_Work required_.
For the data below, work out how many lines include the string "第五节资料" and report only the number.

[Start]

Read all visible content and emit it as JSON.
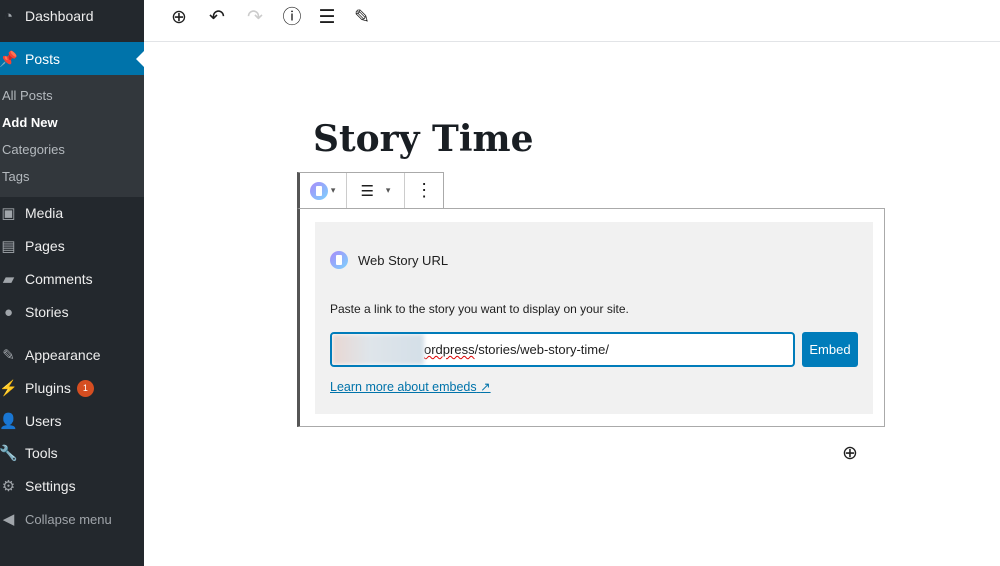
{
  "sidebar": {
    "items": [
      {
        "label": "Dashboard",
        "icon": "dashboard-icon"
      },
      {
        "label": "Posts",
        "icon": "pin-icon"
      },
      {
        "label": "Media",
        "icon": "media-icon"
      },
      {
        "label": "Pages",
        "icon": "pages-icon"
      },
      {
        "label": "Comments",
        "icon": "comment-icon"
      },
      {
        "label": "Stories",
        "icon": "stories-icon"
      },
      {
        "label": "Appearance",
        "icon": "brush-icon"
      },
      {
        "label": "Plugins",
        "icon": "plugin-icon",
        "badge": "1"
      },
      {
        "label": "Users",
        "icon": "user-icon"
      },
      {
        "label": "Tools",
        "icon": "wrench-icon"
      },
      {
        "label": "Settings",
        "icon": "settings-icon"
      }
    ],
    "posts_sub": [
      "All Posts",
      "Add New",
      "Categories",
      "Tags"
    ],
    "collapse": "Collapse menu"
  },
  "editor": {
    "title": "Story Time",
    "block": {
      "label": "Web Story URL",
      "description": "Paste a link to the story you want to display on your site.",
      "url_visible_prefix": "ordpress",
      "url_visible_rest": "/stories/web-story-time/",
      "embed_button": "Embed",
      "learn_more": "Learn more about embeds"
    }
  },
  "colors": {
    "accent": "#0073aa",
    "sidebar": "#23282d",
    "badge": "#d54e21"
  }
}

[End]
[Start]

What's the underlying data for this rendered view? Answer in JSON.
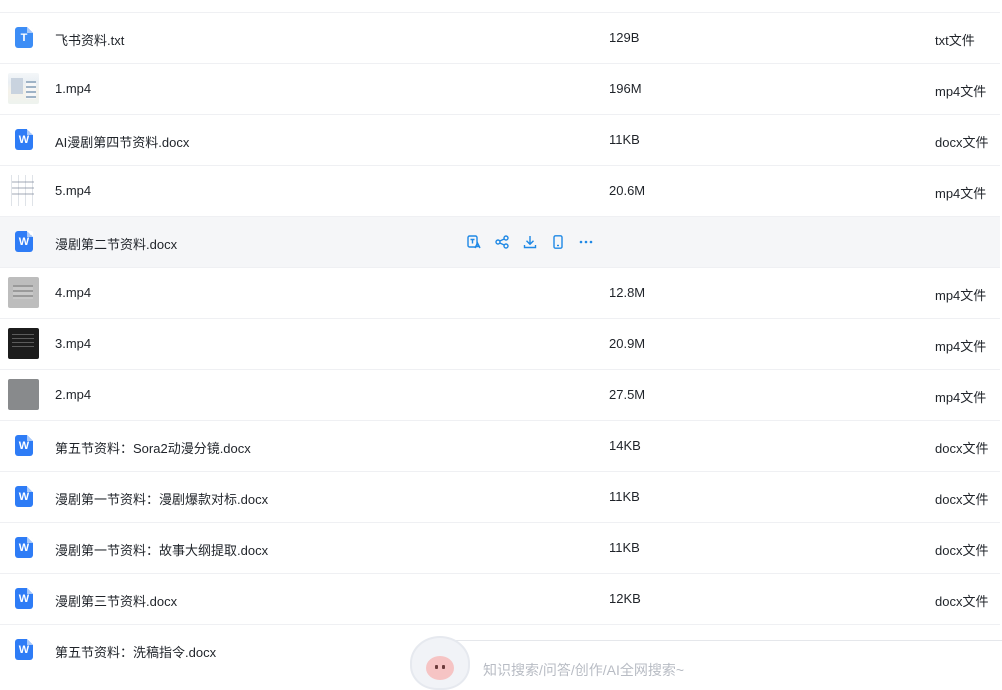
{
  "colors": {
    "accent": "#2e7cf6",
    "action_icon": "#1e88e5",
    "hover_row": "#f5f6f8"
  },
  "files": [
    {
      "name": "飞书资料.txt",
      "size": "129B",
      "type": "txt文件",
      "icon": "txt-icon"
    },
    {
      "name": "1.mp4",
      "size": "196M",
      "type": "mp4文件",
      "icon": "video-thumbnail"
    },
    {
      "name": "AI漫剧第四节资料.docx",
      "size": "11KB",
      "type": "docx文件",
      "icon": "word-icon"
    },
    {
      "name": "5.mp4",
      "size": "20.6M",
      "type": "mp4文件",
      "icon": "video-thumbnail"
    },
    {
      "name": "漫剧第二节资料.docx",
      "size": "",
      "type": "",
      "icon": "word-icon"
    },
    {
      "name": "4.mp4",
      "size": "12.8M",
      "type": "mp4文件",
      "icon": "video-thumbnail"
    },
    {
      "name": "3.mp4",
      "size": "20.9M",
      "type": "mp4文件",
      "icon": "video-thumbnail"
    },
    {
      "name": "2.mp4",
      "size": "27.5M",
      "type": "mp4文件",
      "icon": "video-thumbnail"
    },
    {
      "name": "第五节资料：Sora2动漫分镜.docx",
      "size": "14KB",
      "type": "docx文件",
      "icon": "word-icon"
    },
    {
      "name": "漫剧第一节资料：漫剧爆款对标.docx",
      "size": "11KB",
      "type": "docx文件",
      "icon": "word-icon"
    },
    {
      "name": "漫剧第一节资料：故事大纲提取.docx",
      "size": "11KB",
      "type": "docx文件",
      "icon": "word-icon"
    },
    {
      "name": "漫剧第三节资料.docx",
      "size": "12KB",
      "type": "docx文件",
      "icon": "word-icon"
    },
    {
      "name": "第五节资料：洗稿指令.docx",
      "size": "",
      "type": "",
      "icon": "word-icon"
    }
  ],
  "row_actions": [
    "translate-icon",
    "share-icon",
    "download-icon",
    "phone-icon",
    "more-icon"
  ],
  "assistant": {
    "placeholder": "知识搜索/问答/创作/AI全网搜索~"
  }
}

[End]
[Start]

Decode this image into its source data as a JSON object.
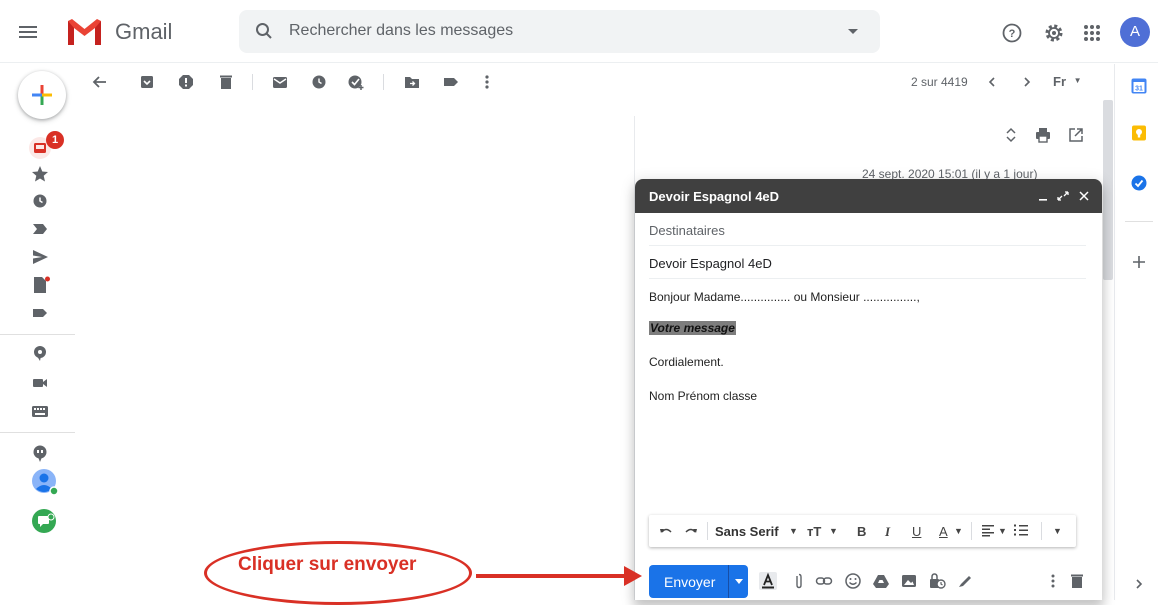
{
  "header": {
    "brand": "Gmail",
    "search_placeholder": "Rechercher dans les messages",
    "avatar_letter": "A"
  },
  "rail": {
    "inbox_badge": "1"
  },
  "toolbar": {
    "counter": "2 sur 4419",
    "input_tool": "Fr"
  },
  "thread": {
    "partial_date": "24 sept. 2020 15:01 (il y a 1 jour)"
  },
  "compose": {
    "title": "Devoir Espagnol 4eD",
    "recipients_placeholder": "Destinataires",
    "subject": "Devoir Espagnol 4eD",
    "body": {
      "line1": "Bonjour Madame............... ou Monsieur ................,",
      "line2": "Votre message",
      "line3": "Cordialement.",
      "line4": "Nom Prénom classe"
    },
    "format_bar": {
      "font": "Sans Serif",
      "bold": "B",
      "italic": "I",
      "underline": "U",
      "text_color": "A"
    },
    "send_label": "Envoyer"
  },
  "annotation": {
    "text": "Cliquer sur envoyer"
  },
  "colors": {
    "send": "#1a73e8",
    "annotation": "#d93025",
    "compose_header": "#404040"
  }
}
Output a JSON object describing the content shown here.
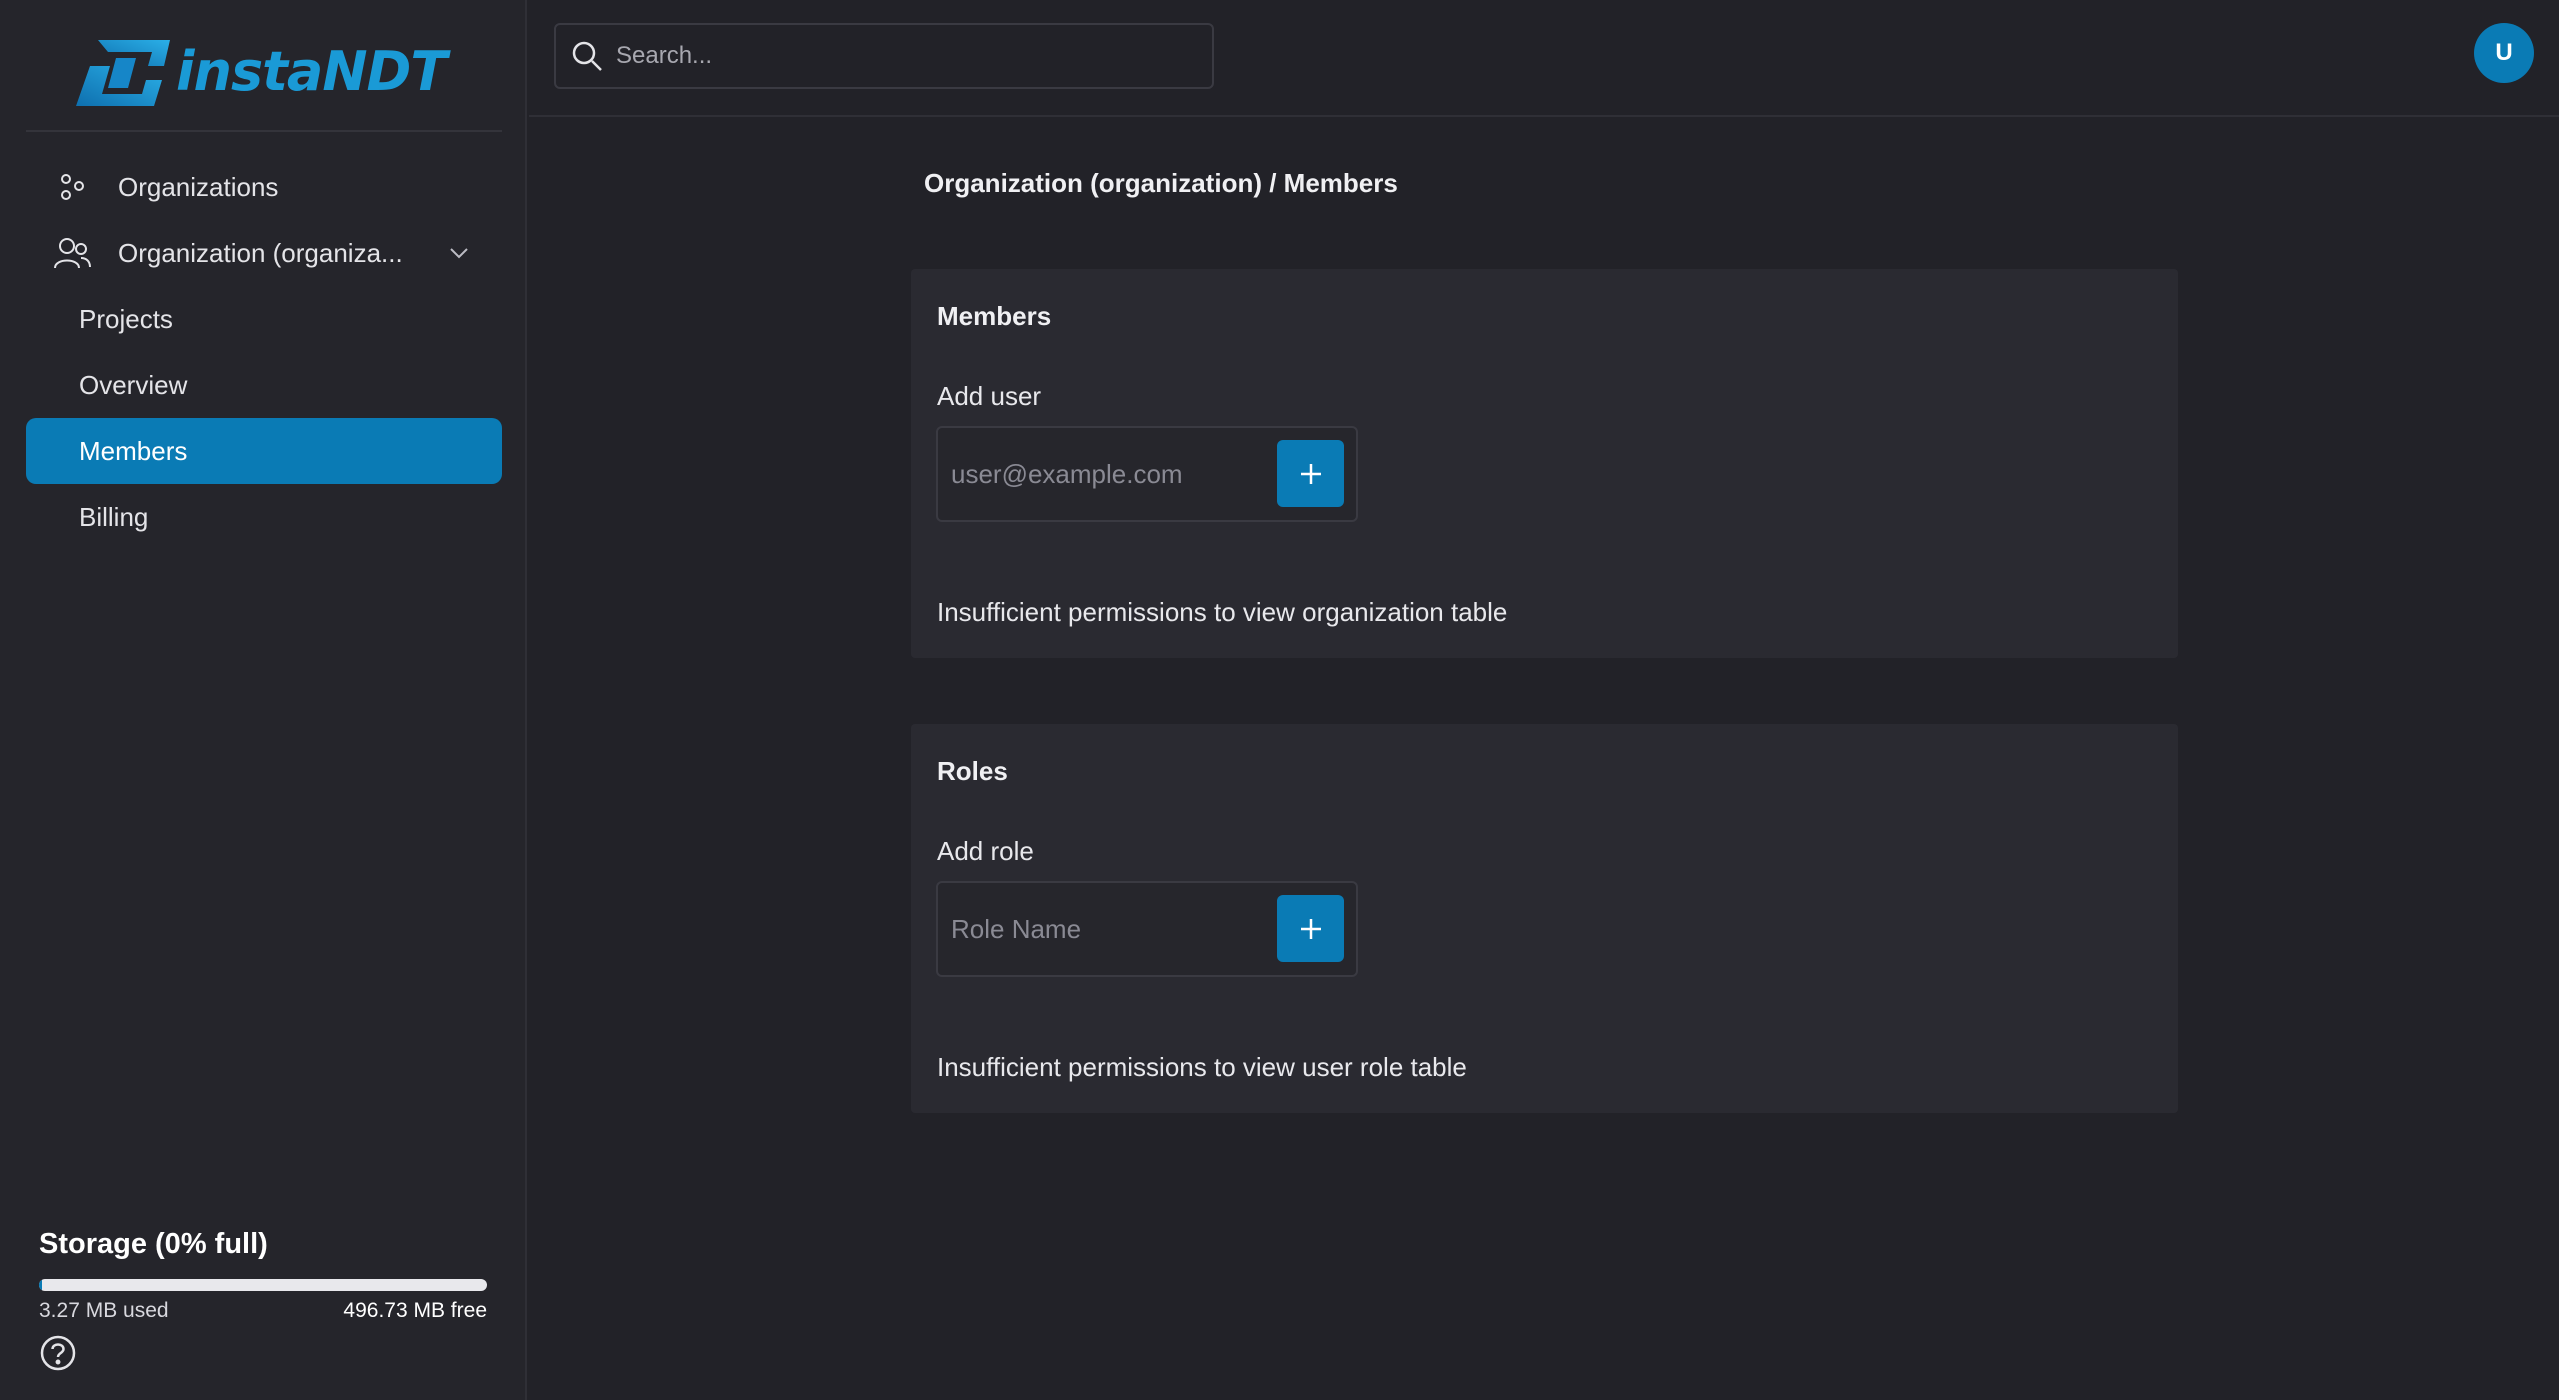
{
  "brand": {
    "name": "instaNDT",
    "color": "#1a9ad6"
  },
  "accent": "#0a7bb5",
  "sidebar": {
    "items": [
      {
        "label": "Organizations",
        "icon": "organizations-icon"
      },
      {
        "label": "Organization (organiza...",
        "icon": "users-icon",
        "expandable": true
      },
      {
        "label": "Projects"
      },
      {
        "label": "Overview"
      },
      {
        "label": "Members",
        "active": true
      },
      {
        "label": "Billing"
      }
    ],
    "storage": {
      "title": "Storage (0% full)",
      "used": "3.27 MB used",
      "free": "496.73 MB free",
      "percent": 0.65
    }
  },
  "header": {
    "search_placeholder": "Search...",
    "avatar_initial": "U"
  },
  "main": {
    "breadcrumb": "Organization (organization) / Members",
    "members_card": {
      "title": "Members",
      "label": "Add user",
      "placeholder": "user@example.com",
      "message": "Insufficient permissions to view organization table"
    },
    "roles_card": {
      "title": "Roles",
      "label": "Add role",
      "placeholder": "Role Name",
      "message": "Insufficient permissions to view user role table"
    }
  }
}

[End]

_Written solution_.
2